--- Start of MATERIALS PROVIDED ---
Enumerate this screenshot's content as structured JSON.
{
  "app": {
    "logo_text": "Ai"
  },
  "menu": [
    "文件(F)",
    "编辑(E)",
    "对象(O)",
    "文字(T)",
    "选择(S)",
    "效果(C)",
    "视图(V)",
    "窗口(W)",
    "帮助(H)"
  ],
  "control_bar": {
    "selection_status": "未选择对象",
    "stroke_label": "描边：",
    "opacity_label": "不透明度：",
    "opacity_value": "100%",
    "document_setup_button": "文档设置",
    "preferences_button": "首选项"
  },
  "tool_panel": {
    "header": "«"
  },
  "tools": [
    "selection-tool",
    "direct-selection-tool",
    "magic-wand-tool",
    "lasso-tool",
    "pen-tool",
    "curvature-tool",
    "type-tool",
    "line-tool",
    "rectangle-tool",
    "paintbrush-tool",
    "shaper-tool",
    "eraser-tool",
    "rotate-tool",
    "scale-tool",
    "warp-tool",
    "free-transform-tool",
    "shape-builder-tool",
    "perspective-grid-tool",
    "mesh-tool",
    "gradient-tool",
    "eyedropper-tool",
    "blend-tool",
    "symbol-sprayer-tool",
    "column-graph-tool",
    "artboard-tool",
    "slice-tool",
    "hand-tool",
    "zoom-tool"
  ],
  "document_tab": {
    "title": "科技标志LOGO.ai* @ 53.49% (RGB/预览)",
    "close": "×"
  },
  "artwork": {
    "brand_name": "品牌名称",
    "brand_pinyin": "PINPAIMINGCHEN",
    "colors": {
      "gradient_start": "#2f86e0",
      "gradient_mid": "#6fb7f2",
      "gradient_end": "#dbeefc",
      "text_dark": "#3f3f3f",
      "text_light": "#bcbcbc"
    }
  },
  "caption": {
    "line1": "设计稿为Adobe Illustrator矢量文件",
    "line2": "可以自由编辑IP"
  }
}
--- End of MATERIALS PROVIDED ---
--- Start of MATERIALS PROVIDED ---
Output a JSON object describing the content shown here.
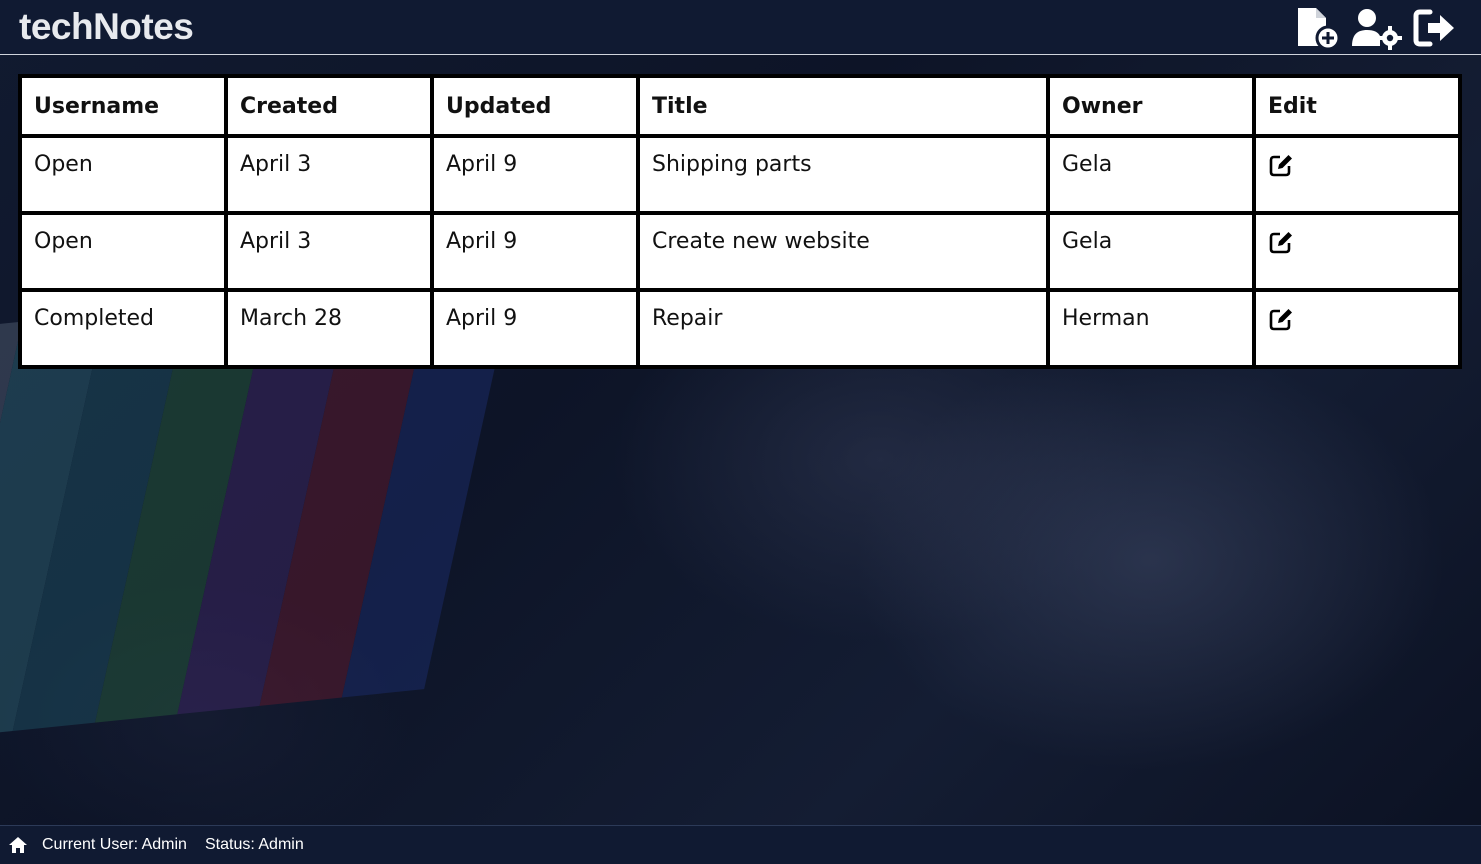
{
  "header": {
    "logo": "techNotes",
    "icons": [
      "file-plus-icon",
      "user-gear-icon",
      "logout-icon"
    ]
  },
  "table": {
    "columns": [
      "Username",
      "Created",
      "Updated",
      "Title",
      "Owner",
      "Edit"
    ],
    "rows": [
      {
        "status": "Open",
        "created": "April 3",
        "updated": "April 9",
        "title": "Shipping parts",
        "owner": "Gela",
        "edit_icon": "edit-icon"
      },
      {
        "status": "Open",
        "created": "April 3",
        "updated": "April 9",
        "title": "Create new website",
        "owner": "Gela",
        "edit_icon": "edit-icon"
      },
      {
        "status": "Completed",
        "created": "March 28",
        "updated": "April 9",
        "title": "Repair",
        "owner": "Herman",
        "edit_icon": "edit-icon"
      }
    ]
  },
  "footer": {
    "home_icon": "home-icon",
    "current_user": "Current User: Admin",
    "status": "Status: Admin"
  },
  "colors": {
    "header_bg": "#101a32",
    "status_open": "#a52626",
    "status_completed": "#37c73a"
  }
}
--- End of MATERIALS PROVIDED ---
In the records above, find each line that holds the word "content"; copy all such lines.

Enumerate this screenshot's content as structured JSON.
Output a JSON object describing the content shown here.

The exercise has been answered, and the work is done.